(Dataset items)

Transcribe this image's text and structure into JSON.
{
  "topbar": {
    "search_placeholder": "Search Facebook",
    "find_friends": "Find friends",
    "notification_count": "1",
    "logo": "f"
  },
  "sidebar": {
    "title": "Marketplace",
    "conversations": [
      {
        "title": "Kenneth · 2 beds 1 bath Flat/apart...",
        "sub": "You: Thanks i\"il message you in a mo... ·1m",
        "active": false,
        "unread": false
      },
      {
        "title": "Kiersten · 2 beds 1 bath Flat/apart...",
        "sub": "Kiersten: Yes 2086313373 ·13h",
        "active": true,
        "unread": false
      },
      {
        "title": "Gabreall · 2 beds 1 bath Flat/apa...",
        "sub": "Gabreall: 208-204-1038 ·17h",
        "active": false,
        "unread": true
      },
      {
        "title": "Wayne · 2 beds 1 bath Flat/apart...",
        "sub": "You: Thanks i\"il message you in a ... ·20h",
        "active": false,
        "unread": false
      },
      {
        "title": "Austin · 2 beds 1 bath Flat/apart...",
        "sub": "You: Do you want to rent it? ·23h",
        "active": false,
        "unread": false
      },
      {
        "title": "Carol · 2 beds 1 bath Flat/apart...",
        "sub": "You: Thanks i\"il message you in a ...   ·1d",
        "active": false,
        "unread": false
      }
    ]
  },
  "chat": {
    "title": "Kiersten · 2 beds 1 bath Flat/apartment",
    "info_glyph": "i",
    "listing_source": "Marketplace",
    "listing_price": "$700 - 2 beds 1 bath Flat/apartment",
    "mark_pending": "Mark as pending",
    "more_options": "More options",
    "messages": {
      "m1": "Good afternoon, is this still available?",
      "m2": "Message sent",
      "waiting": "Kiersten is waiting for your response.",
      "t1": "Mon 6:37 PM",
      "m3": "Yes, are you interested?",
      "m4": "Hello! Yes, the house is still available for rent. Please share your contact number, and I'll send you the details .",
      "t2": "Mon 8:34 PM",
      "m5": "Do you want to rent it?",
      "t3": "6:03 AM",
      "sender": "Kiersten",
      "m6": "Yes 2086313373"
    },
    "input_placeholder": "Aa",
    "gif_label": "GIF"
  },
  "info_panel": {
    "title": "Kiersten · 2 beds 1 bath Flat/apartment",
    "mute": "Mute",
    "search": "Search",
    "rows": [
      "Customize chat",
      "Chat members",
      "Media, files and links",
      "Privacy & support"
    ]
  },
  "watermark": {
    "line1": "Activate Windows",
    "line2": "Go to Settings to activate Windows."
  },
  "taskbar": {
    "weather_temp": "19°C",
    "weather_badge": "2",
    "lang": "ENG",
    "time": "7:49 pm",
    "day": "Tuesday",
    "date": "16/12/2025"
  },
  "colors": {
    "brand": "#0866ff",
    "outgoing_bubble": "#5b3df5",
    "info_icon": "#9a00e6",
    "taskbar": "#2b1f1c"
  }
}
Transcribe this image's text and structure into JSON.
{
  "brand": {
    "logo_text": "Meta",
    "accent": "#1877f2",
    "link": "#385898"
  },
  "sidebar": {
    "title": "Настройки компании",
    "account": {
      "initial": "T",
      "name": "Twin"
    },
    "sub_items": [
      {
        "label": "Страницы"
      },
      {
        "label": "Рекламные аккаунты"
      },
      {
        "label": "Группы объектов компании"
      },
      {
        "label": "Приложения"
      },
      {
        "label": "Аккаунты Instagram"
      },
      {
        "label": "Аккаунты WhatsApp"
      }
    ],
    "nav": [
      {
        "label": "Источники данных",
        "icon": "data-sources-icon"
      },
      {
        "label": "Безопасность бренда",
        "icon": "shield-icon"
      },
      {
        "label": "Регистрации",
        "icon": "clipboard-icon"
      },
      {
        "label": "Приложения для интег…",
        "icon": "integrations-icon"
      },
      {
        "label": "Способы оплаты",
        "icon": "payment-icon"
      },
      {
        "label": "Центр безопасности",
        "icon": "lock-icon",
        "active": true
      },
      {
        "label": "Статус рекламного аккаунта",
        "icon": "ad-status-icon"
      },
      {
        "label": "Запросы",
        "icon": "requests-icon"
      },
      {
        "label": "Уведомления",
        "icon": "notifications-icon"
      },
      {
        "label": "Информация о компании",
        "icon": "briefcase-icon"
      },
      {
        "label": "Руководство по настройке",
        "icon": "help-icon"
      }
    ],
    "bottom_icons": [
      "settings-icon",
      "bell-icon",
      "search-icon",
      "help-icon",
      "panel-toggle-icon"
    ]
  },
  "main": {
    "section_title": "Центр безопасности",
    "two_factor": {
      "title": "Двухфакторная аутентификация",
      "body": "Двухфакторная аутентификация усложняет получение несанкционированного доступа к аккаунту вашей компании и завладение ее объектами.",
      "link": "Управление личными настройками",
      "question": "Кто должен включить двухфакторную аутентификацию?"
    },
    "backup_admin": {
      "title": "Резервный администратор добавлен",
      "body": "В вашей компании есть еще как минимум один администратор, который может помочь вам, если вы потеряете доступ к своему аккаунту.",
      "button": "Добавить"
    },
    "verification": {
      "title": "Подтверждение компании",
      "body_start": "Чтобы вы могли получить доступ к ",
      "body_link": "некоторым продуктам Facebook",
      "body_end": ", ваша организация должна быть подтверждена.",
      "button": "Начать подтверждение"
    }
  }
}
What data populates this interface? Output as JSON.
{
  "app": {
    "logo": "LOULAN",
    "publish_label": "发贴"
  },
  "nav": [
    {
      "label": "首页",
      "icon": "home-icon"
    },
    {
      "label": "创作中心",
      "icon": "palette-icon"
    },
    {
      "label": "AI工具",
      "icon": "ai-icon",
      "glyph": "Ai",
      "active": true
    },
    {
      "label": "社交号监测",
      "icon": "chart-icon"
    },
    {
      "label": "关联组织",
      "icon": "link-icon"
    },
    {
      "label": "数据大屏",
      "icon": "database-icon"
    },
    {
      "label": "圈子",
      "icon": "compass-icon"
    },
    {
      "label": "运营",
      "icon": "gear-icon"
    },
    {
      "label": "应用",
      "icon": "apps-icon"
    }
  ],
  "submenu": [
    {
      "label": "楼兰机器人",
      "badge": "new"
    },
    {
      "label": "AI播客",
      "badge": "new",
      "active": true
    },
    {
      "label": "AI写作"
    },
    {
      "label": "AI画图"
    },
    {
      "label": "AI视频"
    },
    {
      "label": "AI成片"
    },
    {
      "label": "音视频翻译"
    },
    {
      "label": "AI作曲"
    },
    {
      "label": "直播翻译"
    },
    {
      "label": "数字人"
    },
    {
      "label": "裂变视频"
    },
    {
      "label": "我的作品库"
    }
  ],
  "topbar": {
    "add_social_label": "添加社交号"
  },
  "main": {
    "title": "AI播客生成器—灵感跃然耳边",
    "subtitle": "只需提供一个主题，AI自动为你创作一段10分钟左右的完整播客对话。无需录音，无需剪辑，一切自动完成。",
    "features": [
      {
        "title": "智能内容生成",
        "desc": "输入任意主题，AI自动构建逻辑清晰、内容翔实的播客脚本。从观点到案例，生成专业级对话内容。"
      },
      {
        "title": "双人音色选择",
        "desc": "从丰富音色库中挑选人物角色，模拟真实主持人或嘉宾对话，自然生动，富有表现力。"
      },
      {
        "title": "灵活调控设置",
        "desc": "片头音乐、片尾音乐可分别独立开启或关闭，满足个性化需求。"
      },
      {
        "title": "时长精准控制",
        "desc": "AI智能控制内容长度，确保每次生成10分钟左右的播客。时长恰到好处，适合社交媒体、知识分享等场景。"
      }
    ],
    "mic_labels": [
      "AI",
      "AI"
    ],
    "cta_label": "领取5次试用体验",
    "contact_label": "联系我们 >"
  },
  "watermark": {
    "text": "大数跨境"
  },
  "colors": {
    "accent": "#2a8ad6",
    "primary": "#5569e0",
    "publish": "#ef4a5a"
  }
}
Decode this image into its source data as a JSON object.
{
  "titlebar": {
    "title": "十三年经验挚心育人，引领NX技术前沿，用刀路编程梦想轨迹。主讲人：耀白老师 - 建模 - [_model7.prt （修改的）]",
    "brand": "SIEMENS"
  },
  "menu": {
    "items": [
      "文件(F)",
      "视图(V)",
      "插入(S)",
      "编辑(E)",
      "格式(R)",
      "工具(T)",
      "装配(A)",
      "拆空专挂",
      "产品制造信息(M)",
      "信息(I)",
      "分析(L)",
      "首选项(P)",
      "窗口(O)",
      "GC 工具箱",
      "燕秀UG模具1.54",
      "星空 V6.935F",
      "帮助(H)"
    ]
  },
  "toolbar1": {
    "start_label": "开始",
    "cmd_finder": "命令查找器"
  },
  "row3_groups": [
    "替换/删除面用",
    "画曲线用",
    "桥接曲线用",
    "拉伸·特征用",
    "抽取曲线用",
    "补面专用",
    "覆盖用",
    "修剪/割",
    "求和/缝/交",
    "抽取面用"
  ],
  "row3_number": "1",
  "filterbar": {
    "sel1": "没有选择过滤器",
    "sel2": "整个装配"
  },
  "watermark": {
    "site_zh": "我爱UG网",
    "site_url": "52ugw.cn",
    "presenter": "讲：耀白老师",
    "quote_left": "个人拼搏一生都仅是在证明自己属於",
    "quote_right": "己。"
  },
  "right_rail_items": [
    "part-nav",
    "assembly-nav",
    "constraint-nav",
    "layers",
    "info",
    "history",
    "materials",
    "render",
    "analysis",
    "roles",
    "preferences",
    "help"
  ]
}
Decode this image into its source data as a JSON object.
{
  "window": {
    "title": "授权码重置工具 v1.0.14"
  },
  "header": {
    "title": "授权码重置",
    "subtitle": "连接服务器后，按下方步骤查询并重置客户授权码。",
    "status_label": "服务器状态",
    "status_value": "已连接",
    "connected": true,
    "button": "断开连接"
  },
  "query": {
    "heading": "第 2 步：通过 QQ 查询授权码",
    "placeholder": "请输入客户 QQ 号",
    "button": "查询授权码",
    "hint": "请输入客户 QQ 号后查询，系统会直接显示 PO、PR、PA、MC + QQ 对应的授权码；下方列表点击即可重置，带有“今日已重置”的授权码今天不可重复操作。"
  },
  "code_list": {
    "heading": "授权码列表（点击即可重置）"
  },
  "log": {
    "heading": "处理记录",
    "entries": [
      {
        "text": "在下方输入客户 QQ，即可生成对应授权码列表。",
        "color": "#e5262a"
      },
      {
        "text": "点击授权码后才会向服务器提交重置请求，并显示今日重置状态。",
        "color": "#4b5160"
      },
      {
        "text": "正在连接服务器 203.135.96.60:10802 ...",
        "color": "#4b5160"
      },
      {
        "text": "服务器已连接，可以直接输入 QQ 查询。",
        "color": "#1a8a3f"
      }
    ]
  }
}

**Aim**
Count the lines in the material above where the string "heading" appears, then state only that count.

**Correct output**
3